▶ **WHAT THE TASK ASKS**: Every line below that holds the string "document" should be copied out.

------------------------------------------------------------------------

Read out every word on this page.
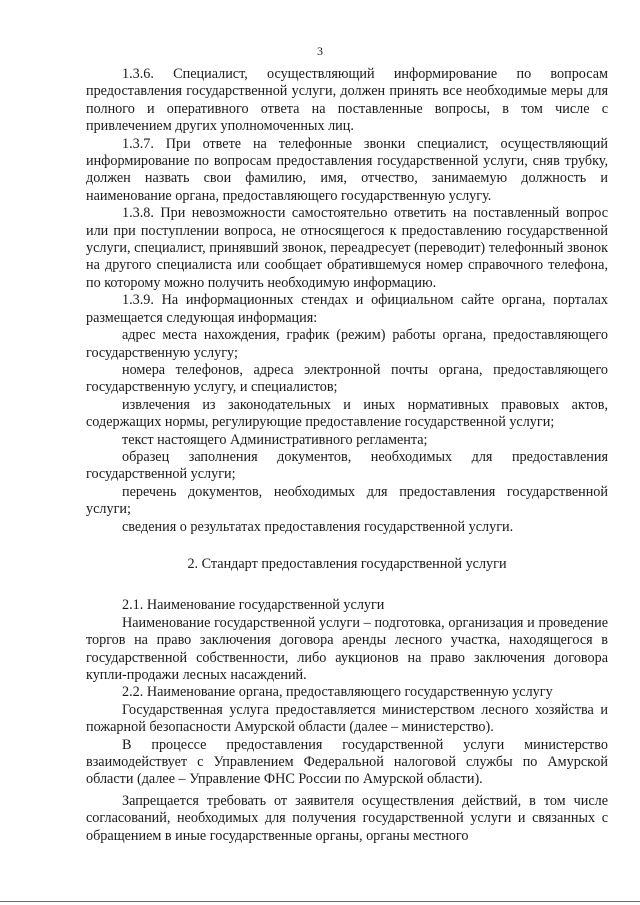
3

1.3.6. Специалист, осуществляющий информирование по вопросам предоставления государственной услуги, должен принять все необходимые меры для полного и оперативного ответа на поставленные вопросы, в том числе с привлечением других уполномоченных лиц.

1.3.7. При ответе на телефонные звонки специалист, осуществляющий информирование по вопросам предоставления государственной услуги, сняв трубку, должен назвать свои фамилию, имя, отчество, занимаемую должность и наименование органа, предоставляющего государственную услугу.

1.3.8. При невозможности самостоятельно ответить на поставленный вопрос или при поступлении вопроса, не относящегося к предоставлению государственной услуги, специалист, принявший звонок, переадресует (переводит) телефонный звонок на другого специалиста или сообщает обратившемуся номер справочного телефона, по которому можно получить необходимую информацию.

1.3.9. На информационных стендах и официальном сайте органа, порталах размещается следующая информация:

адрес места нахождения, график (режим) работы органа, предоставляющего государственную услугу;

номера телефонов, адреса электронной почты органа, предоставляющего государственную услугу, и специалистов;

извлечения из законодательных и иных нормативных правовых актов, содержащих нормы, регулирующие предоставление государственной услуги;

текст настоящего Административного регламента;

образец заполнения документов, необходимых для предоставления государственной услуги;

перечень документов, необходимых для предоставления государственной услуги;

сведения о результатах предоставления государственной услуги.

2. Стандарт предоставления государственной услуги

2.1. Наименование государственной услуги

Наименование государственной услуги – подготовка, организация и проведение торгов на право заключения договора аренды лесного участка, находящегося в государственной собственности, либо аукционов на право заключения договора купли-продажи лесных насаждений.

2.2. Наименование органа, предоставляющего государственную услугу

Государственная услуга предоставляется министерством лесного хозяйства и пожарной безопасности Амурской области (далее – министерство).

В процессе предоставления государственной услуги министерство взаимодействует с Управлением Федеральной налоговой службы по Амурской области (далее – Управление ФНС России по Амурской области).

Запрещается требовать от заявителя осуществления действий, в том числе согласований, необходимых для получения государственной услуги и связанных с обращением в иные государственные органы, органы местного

------------------------------------------------------------------------

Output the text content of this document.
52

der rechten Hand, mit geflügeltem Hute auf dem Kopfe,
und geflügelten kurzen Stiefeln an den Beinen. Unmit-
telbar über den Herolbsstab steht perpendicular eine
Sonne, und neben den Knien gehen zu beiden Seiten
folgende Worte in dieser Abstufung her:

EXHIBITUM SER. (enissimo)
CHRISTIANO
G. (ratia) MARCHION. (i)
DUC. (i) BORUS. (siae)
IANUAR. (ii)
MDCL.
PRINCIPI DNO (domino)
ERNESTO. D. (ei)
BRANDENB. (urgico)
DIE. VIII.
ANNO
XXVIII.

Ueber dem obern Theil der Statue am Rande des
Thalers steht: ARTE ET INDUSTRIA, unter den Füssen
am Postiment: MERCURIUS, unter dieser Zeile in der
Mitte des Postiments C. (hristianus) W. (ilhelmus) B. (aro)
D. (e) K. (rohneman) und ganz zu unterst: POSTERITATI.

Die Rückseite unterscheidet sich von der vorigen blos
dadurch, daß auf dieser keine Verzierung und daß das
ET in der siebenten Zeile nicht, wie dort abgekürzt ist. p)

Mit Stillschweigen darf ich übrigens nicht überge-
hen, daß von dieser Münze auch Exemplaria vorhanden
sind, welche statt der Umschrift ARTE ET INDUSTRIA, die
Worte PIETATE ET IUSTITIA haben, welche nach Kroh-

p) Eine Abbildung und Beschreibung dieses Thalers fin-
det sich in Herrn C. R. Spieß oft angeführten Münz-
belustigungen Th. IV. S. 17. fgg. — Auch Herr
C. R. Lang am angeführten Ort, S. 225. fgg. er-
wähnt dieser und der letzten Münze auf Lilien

------------------------------------------------------------------------

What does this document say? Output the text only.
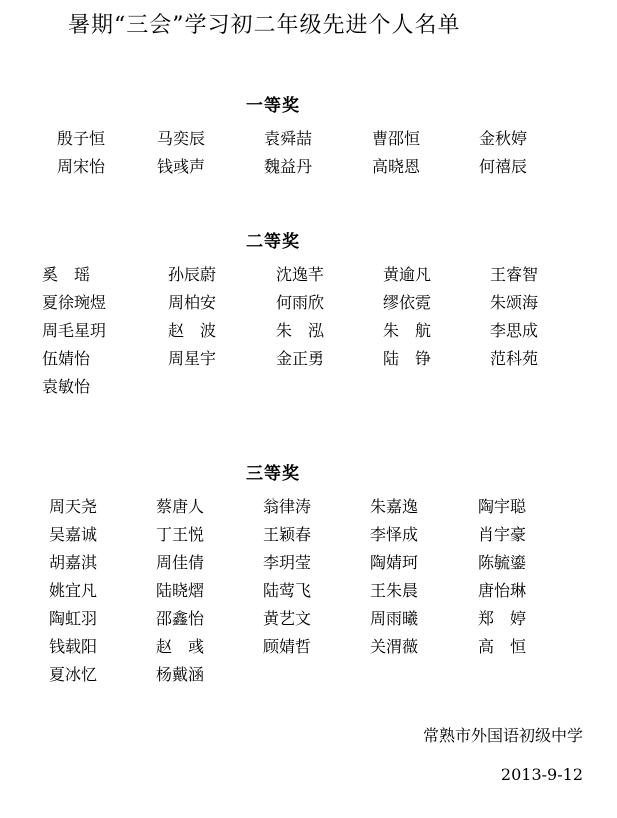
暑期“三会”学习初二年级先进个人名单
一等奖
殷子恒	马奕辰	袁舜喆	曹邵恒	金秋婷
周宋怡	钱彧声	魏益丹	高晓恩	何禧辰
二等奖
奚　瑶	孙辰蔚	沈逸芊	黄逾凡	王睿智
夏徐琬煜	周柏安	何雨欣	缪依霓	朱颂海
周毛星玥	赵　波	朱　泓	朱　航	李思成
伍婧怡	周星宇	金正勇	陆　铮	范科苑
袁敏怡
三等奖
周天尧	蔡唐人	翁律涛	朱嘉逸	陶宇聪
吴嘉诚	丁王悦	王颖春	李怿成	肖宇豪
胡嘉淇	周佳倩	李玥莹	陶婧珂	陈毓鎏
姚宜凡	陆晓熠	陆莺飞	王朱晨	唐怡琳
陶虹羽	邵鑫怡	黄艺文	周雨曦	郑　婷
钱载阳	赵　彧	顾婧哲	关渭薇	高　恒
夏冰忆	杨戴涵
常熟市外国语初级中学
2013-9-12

------------------------------------------------------------------------

▶ **FINAL RESULT**:
Output the text content of this document.
What does this document say? Output the text only.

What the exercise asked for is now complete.